THE TASK: Find every line in the records below that contains the word "FIGURE", and copy each such line.

Extracts from a graphics dataset
►

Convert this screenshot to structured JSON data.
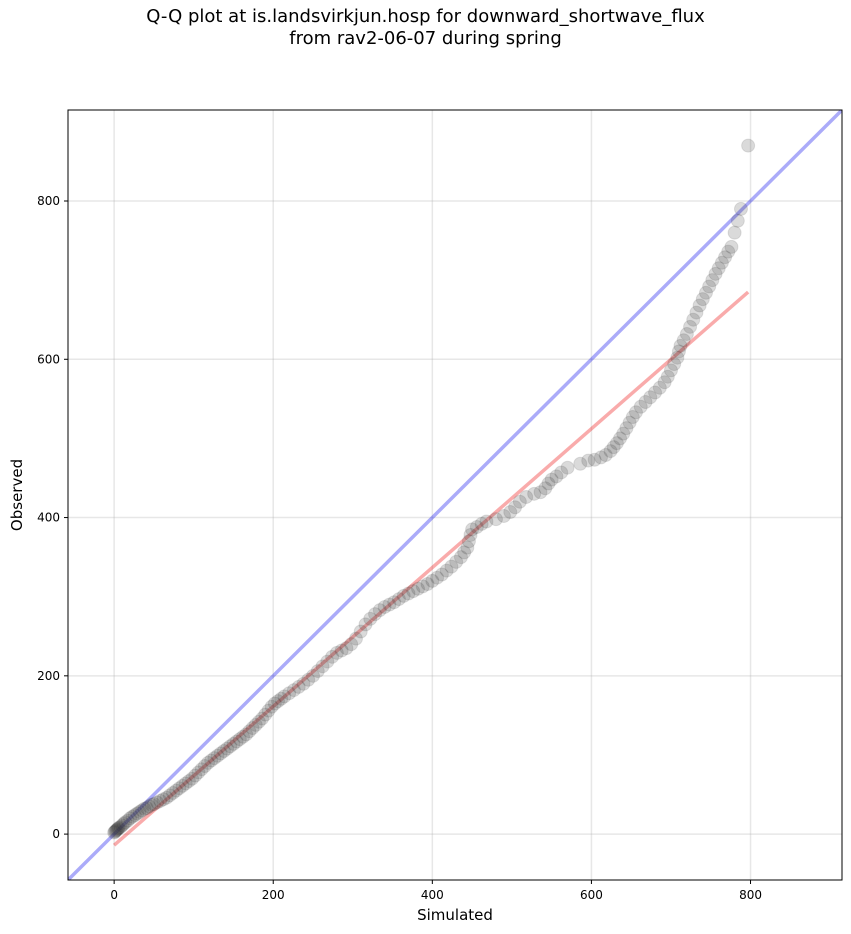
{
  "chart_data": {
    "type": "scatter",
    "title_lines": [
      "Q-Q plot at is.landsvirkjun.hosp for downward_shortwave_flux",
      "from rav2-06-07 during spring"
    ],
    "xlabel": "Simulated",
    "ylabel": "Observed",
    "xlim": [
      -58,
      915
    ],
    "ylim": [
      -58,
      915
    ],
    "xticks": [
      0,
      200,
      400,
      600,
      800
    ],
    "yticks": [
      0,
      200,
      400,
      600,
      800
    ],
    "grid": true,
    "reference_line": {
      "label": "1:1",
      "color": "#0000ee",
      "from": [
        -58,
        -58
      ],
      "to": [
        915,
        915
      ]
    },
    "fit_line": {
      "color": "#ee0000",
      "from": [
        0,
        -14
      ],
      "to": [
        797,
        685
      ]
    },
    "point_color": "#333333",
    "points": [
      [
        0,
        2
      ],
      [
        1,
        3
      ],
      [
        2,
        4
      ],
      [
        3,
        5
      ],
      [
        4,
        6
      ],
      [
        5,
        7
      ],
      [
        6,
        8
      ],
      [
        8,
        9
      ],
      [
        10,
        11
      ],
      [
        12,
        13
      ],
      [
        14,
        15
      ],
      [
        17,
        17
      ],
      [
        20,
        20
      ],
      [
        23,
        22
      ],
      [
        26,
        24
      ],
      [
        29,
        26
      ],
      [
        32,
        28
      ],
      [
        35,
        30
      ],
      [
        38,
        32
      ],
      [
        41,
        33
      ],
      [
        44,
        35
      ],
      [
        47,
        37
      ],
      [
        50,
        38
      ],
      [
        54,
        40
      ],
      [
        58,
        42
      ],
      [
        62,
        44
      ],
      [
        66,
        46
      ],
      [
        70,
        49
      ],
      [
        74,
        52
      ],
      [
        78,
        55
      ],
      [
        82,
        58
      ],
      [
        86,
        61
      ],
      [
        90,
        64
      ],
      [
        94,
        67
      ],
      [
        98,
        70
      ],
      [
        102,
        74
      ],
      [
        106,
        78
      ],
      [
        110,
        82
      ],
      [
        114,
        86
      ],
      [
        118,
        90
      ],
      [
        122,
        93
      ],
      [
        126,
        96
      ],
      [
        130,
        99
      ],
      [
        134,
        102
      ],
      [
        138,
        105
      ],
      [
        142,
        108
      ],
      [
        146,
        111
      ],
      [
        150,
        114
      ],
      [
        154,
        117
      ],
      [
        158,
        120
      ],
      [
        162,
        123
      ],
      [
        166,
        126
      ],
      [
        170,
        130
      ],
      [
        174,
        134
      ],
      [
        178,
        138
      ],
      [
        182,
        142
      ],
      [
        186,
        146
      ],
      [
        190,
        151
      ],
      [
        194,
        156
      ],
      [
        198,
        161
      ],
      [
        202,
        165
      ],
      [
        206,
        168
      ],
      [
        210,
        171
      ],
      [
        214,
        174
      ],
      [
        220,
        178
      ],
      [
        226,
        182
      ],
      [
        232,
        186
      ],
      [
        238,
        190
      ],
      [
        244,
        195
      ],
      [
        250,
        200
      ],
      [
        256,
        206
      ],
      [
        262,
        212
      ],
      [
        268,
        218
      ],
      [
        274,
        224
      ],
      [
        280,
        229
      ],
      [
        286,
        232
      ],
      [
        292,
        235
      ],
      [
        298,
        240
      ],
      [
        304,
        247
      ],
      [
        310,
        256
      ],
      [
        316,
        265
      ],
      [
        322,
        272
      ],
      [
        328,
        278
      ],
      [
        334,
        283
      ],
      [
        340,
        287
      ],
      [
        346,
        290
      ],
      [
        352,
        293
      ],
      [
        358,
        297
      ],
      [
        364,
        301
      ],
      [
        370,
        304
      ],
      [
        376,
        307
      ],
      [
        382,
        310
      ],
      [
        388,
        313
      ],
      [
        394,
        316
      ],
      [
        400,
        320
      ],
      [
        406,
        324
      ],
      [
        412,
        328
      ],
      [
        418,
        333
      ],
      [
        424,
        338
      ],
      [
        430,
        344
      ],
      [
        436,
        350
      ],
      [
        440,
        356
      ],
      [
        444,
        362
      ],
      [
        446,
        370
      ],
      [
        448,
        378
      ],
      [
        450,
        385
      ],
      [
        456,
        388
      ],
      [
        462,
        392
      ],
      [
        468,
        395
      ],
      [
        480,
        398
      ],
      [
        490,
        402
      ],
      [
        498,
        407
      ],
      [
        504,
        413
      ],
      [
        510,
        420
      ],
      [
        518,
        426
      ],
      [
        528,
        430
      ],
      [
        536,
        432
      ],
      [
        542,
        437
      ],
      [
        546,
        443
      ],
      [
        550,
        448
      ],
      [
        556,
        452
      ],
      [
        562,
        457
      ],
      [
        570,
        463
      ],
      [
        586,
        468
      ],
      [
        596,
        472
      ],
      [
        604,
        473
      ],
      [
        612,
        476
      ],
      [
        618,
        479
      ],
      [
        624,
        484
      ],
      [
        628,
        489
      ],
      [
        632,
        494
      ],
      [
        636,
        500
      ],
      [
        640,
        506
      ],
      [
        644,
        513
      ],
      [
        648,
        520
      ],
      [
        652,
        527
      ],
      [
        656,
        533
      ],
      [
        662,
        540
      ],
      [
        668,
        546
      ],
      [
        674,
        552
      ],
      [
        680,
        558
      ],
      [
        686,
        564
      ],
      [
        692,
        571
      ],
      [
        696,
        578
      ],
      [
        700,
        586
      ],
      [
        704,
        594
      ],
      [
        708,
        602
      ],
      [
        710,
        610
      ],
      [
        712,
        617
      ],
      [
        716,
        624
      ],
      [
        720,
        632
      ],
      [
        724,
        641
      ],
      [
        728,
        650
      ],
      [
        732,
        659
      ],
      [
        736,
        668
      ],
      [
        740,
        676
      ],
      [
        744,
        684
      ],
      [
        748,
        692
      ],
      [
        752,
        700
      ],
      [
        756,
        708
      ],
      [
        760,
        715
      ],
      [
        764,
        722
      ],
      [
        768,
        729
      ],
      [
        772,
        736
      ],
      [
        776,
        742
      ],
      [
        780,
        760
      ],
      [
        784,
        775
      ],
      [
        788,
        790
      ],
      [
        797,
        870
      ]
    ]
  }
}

◄
►

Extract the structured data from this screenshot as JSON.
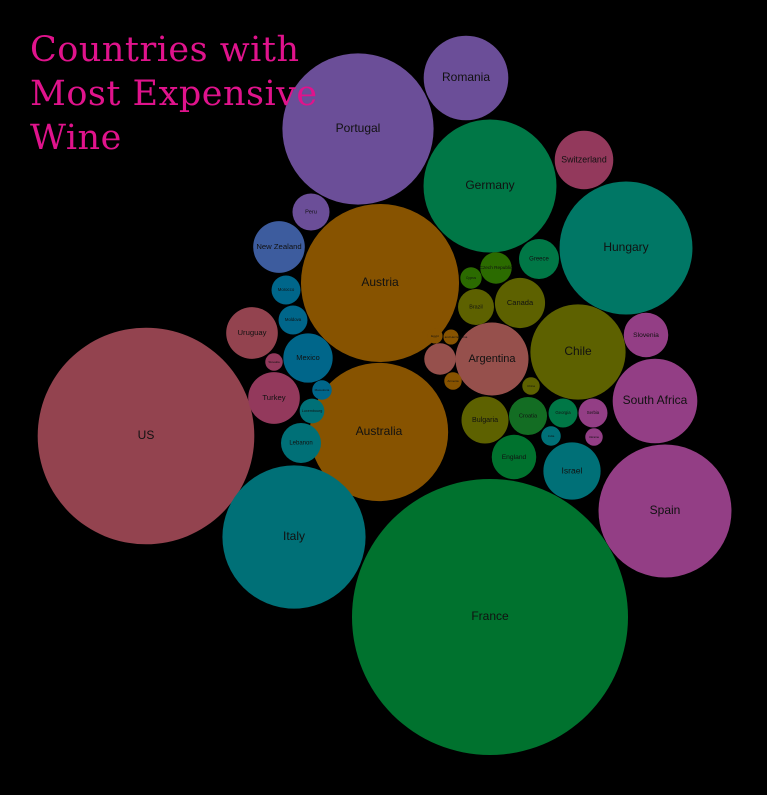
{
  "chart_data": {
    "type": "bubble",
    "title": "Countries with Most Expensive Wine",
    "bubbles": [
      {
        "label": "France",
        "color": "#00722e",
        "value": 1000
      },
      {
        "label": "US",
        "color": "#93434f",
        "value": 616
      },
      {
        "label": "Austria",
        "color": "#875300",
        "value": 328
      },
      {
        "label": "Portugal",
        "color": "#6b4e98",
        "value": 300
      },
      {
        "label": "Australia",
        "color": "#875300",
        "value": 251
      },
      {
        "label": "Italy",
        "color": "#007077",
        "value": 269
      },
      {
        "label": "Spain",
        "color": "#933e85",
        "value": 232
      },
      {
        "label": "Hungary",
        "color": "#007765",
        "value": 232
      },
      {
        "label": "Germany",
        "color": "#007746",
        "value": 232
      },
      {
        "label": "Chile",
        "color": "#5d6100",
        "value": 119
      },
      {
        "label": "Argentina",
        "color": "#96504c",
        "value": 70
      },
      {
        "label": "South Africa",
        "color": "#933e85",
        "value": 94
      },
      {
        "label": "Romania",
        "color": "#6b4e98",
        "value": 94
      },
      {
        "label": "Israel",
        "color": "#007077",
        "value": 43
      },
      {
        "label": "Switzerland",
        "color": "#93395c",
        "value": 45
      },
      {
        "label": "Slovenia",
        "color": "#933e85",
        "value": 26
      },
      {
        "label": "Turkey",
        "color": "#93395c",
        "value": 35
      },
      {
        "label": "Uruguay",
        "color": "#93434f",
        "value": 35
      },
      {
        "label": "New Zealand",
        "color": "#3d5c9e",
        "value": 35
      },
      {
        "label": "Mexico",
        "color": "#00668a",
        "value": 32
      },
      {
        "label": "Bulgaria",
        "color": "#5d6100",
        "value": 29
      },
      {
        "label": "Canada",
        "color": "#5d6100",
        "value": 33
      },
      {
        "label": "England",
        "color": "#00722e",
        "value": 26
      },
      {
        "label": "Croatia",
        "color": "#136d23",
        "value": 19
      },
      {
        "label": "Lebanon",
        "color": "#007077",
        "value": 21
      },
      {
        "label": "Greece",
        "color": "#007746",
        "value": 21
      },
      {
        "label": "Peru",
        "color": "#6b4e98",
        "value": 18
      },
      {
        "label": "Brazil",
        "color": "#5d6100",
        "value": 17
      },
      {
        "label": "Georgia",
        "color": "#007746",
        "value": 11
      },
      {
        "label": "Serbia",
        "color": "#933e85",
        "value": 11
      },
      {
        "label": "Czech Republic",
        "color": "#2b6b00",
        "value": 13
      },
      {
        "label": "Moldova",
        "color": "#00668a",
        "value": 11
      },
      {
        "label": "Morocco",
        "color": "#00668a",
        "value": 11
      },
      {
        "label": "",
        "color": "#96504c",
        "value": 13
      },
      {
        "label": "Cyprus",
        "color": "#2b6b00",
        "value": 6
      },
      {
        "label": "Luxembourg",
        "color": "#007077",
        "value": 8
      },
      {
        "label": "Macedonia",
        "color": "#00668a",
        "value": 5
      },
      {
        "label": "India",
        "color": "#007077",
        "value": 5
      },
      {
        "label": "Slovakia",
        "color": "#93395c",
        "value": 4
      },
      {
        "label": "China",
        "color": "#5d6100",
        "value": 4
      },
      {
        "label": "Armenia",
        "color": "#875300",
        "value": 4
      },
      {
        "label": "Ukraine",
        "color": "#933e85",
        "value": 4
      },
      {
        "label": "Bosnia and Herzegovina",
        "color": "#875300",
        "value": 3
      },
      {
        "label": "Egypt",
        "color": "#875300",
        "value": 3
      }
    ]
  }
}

◄
►

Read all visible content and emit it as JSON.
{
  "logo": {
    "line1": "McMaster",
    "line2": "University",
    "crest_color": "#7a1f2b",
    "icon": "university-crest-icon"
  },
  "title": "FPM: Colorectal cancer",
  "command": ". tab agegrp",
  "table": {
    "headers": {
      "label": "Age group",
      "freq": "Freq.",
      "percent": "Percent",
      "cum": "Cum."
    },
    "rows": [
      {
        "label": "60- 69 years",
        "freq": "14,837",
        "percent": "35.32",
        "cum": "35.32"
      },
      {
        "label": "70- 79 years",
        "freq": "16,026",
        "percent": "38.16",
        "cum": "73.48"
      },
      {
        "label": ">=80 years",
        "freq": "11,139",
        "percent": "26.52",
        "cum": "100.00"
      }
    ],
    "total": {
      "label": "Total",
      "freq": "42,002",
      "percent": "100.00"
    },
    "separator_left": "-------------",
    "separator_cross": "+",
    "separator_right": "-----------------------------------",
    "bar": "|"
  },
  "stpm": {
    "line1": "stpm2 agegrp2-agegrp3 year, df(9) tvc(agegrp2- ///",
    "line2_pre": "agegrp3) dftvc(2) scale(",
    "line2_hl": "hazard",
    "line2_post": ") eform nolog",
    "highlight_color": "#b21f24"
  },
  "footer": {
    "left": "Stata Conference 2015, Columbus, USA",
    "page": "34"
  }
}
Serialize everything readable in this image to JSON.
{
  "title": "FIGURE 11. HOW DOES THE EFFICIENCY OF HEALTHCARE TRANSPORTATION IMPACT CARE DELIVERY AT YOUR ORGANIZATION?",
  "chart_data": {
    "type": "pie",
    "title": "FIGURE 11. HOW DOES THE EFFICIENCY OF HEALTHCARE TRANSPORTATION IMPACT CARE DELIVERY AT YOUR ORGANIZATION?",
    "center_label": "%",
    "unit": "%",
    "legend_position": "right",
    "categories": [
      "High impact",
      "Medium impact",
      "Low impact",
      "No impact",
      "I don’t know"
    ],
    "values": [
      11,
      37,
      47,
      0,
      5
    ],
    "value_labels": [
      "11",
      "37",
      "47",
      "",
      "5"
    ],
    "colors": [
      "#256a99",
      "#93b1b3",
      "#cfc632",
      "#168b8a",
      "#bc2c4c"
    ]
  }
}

◄

ANSWER FOR THIS EXERCISE:
  "title": "FIGURE 11. HOW DOES THE EFFICIENCY OF HEALTHCARE TRANSPORTATION IMPACT CARE DELIVERY AT YOUR ORGANIZATION?",
    "title": "FIGURE 11. HOW DOES THE EFFICIENCY OF HEALTHCARE TRANSPORTATION IMPACT CARE DELIVERY AT YOUR ORGANIZATION?",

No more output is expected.